## START Data records

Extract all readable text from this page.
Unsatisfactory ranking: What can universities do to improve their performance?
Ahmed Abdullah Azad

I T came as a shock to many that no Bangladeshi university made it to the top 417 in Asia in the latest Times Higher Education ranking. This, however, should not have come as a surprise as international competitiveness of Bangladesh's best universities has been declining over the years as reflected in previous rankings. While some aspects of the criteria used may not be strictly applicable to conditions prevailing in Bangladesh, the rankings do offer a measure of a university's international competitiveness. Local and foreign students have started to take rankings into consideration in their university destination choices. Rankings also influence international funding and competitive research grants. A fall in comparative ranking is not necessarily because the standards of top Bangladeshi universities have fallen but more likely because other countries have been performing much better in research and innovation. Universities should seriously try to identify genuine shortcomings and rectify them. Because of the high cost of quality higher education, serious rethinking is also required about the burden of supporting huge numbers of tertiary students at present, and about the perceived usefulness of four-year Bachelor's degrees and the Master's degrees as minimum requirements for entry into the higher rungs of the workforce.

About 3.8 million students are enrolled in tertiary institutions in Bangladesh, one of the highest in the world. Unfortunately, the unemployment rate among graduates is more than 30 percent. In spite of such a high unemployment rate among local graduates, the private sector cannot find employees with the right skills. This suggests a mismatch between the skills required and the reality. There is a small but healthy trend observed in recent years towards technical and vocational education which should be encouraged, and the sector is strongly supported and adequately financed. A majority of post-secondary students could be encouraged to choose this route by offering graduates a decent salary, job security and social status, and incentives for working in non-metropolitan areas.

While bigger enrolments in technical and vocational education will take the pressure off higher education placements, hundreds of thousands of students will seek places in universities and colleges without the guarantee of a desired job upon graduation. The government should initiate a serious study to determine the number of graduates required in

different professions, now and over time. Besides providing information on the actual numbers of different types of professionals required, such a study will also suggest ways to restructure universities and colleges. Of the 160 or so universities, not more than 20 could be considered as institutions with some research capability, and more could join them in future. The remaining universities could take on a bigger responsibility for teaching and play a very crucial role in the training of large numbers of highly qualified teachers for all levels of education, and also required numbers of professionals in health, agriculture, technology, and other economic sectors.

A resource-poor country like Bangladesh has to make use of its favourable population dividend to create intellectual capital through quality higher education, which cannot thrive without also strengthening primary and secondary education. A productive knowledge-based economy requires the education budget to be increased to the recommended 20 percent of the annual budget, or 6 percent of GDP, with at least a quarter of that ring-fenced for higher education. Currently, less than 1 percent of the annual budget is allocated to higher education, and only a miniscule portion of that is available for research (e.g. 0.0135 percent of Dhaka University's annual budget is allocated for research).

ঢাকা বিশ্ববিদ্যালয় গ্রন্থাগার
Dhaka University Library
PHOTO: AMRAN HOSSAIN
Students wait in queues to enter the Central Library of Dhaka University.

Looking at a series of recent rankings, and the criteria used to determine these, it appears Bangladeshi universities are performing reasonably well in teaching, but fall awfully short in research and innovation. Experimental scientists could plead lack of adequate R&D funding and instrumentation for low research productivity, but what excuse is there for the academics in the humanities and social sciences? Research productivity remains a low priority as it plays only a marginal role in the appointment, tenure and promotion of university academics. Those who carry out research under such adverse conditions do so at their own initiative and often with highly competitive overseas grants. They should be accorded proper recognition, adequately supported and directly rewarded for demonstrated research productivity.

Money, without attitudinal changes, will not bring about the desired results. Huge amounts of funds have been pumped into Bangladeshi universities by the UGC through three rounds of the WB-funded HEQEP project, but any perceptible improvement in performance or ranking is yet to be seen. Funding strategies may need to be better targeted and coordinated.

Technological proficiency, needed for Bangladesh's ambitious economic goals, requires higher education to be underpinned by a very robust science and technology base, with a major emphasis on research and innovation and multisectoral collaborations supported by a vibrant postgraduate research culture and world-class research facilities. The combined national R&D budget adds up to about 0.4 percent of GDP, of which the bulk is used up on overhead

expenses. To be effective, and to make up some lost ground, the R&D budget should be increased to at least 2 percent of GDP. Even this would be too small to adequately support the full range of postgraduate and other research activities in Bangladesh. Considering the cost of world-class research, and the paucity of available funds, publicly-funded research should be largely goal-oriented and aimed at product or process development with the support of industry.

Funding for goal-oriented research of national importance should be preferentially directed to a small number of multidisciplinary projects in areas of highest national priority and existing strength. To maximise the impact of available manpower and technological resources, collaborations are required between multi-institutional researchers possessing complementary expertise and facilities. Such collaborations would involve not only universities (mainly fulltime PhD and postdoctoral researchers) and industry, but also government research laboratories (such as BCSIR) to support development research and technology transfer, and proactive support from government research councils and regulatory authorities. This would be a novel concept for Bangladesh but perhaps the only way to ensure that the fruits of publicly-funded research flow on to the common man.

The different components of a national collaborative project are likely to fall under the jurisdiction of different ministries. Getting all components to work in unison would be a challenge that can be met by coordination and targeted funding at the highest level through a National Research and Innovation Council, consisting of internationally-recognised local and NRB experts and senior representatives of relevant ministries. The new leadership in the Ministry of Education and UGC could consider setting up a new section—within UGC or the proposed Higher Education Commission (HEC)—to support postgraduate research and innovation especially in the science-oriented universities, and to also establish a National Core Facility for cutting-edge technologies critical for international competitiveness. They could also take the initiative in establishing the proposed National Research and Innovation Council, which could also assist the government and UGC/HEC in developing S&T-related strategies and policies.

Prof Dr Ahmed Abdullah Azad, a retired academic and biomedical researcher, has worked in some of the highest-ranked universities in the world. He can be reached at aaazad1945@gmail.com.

## END Data records

▶ [Goal]: Each line above must be reproduced exactly as it stands.

▶ [Output below]:
Extract all readable text from this page.
Unsatisfactory ranking: What can universities do to improve their performance?
Ahmed Abdullah Azad

I T came as a shock to many that no Bangladeshi university made it to the top 417 in Asia in the latest Times Higher Education ranking. This, however, should not have come as a surprise as international competitiveness of Bangladesh's best universities has been declining over the years as reflected in previous rankings. While some aspects of the criteria used may not be strictly applicable to conditions prevailing in Bangladesh, the rankings do offer a measure of a university's international competitiveness. Local and foreign students have started to take rankings into consideration in their university destination choices. Rankings also influence international funding and competitive research grants. A fall in comparative ranking is not necessarily because the standards of top Bangladeshi universities have fallen but more likely because other countries have been performing much better in research and innovation. Universities should seriously try to identify genuine shortcomings and rectify them. Because of the high cost of quality higher education, serious rethinking is also required about the burden of supporting huge numbers of tertiary students at present, and about the perceived usefulness of four-year Bachelor's degrees and the Master's degrees as minimum requirements for entry into the higher rungs of the workforce.

About 3.8 million students are enrolled in tertiary institutions in Bangladesh, one of the highest in the world. Unfortunately, the unemployment rate among graduates is more than 30 percent. In spite of such a high unemployment rate among local graduates, the private sector cannot find employees with the right skills. This suggests a mismatch between the skills required and the reality. There is a small but healthy trend observed in recent years towards technical and vocational education which should be encouraged, and the sector is strongly supported and adequately financed. A majority of post-secondary students could be encouraged to choose this route by offering graduates a decent salary, job security and social status, and incentives for working in non-metropolitan areas.

While bigger enrolments in technical and vocational education will take the pressure off higher education placements, hundreds of thousands of students will seek places in universities and colleges without the guarantee of a desired job upon graduation. The government should initiate a serious study to determine the number of graduates required in

different professions, now and over time. Besides providing information on the actual numbers of different types of professionals required, such a study will also suggest ways to restructure universities and colleges. Of the 160 or so universities, not more than 20 could be considered as institutions with some research capability, and more could join them in future. The remaining universities could take on a bigger responsibility for teaching and play a very crucial role in the training of large numbers of highly qualified teachers for all levels of education, and also required numbers of professionals in health, agriculture, technology, and other economic sectors.

A resource-poor country like Bangladesh has to make use of its favourable population dividend to create intellectual capital through quality higher education, which cannot thrive without also strengthening primary and secondary education. A productive knowledge-based economy requires the education budget to be increased to the recommended 20 percent of the annual budget, or 6 percent of GDP, with at least a quarter of that ring-fenced for higher education. Currently, less than 1 percent of the annual budget is allocated to higher education, and only a miniscule portion of that is available for research (e.g. 0.0135 percent of Dhaka University's annual budget is allocated for research).

ঢাকা বিশ্ববিদ্যালয় গ্রন্থাগার
Dhaka University Library
PHOTO: AMRAN HOSSAIN
Students wait in queues to enter the Central Library of Dhaka University.

Looking at a series of recent rankings, and the criteria used to determine these, it appears Bangladeshi universities are performing reasonably well in teaching, but fall awfully short in research and innovation. Experimental scientists could plead lack of adequate R&D funding and instrumentation for low research productivity, but what excuse is there for the academics in the humanities and social sciences? Research productivity remains a low priority as it plays only a marginal role in the appointment, tenure and promotion of university academics. Those who carry out research under such adverse conditions do so at their own initiative and often with highly competitive overseas grants. They should be accorded proper recognition, adequately supported and directly rewarded for demonstrated research productivity.

Money, without attitudinal changes, will not bring about the desired results. Huge amounts of funds have been pumped into Bangladeshi universities by the UGC through three rounds of the WB-funded HEQEP project, but any perceptible improvement in performance or ranking is yet to be seen. Funding strategies may need to be better targeted and coordinated.

Technological proficiency, needed for Bangladesh's ambitious economic goals, requires higher education to be underpinned by a very robust science and technology base, with a major emphasis on research and innovation and multisectoral collaborations supported by a vibrant postgraduate research culture and world-class research facilities. The combined national R&D budget adds up to about 0.4 percent of GDP, of which the bulk is used up on overhead

expenses. To be effective, and to make up some lost ground, the R&D budget should be increased to at least 2 percent of GDP. Even this would be too small to adequately support the full range of postgraduate and other research activities in Bangladesh. Considering the cost of world-class research, and the paucity of available funds, publicly-funded research should be largely goal-oriented and aimed at product or process development with the support of industry.

Funding for goal-oriented research of national importance should be preferentially directed to a small number of multidisciplinary projects in areas of highest national priority and existing strength. To maximise the impact of available manpower and technological resources, collaborations are required between multi-institutional researchers possessing complementary expertise and facilities. Such collaborations would involve not only universities (mainly fulltime PhD and postdoctoral researchers) and industry, but also government research laboratories (such as BCSIR) to support development research and technology transfer, and proactive support from government research councils and regulatory authorities. This would be a novel concept for Bangladesh but perhaps the only way to ensure that the fruits of publicly-funded research flow on to the common man.

The different components of a national collaborative project are likely to fall under the jurisdiction of different ministries. Getting all components to work in unison would be a challenge that can be met by coordination and targeted funding at the highest level through a National Research and Innovation Council, consisting of internationally-recognised local and NRB experts and senior representatives of relevant ministries. The new leadership in the Ministry of Education and UGC could consider setting up a new section—within UGC or the proposed Higher Education Commission (HEC)—to support postgraduate research and innovation especially in the science-oriented universities, and to also establish a National Core Facility for cutting-edge technologies critical for international competitiveness. They could also take the initiative in establishing the proposed National Research and Innovation Council, which could also assist the government and UGC/HEC in developing S&T-related strategies and policies.

Prof Dr Ahmed Abdullah Azad, a retired academic and biomedical researcher, has worked in some of the highest-ranked universities in the world. He can be reached at aaazad1945@gmail.com.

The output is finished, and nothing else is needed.